======== Exercise materials

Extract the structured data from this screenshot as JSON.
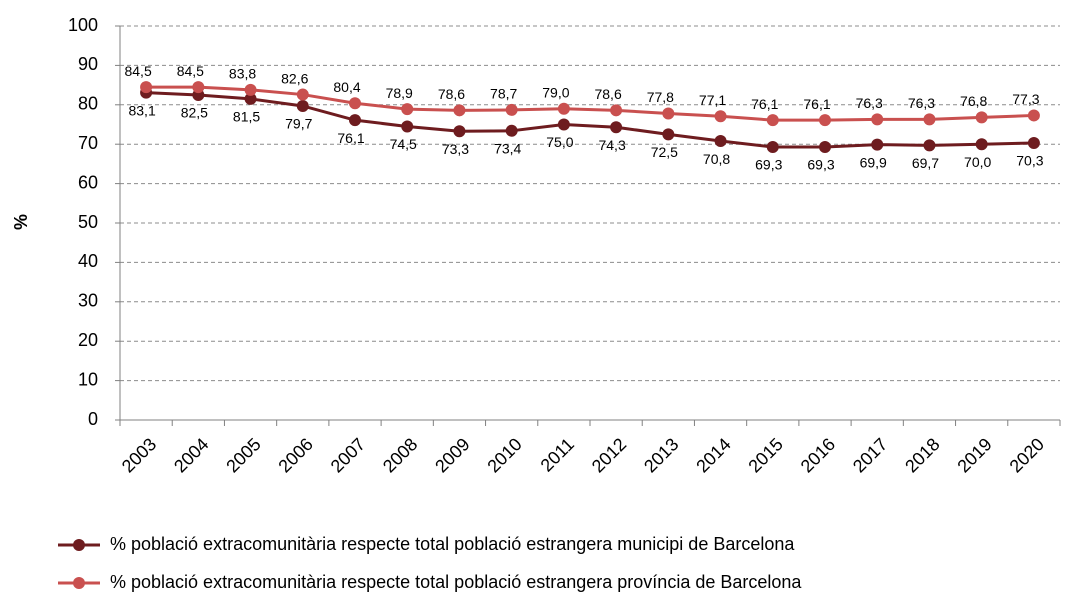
{
  "chart_data": {
    "type": "line",
    "y_label": "%",
    "categories": [
      "2003",
      "2004",
      "2005",
      "2006",
      "2007",
      "2008",
      "2009",
      "2010",
      "2011",
      "2012",
      "2013",
      "2014",
      "2015",
      "2016",
      "2017",
      "2018",
      "2019",
      "2020"
    ],
    "series": [
      {
        "name": "% població extracomunitària respecte total població estrangera municipi de Barcelona",
        "color": "#6e1c1f",
        "values": [
          83.1,
          82.5,
          81.5,
          79.7,
          76.1,
          74.5,
          73.3,
          73.4,
          75.0,
          74.3,
          72.5,
          70.8,
          69.3,
          69.3,
          69.9,
          69.7,
          70.0,
          70.3
        ],
        "value_labels": [
          "83,1",
          "82,5",
          "81,5",
          "79,7",
          "76,1",
          "74,5",
          "73,3",
          "73,4",
          "75,0",
          "74,3",
          "72,5",
          "70,8",
          "69,3",
          "69,3",
          "69,9",
          "69,7",
          "70,0",
          "70,3"
        ]
      },
      {
        "name": "% població extracomunitària respecte total població estrangera província de Barcelona",
        "color": "#c9504f",
        "values": [
          84.5,
          84.5,
          83.8,
          82.6,
          80.4,
          78.9,
          78.6,
          78.7,
          79.0,
          78.6,
          77.8,
          77.1,
          76.1,
          76.1,
          76.3,
          76.3,
          76.8,
          77.3
        ],
        "value_labels": [
          "84,5",
          "84,5",
          "83,8",
          "82,6",
          "80,4",
          "78,9",
          "78,6",
          "78,7",
          "79,0",
          "78,6",
          "77,8",
          "77,1",
          "76,1",
          "76,1",
          "76,3",
          "76,3",
          "76,8",
          "77,3"
        ]
      }
    ],
    "ylim": [
      0,
      100
    ],
    "yticks": [
      0,
      10,
      20,
      30,
      40,
      50,
      60,
      70,
      80,
      90,
      100
    ],
    "grid": true,
    "legend": "bottom"
  }
}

================

■ **Exercise instructions**: Write the entries above out again exactly, but not the pictures.

■ **Written reply**:
Extract the structured data from this screenshot as JSON.
{
  "chart_data": {
    "type": "line",
    "y_label": "%",
    "categories": [
      "2003",
      "2004",
      "2005",
      "2006",
      "2007",
      "2008",
      "2009",
      "2010",
      "2011",
      "2012",
      "2013",
      "2014",
      "2015",
      "2016",
      "2017",
      "2018",
      "2019",
      "2020"
    ],
    "series": [
      {
        "name": "% població extracomunitària respecte total població estrangera municipi de Barcelona",
        "color": "#6e1c1f",
        "values": [
          83.1,
          82.5,
          81.5,
          79.7,
          76.1,
          74.5,
          73.3,
          73.4,
          75.0,
          74.3,
          72.5,
          70.8,
          69.3,
          69.3,
          69.9,
          69.7,
          70.0,
          70.3
        ],
        "value_labels": [
          "83,1",
          "82,5",
          "81,5",
          "79,7",
          "76,1",
          "74,5",
          "73,3",
          "73,4",
          "75,0",
          "74,3",
          "72,5",
          "70,8",
          "69,3",
          "69,3",
          "69,9",
          "69,7",
          "70,0",
          "70,3"
        ]
      },
      {
        "name": "% població extracomunitària respecte total població estrangera província de Barcelona",
        "color": "#c9504f",
        "values": [
          84.5,
          84.5,
          83.8,
          82.6,
          80.4,
          78.9,
          78.6,
          78.7,
          79.0,
          78.6,
          77.8,
          77.1,
          76.1,
          76.1,
          76.3,
          76.3,
          76.8,
          77.3
        ],
        "value_labels": [
          "84,5",
          "84,5",
          "83,8",
          "82,6",
          "80,4",
          "78,9",
          "78,6",
          "78,7",
          "79,0",
          "78,6",
          "77,8",
          "77,1",
          "76,1",
          "76,1",
          "76,3",
          "76,3",
          "76,8",
          "77,3"
        ]
      }
    ],
    "ylim": [
      0,
      100
    ],
    "yticks": [
      0,
      10,
      20,
      30,
      40,
      50,
      60,
      70,
      80,
      90,
      100
    ],
    "grid": true,
    "legend": "bottom"
  }
}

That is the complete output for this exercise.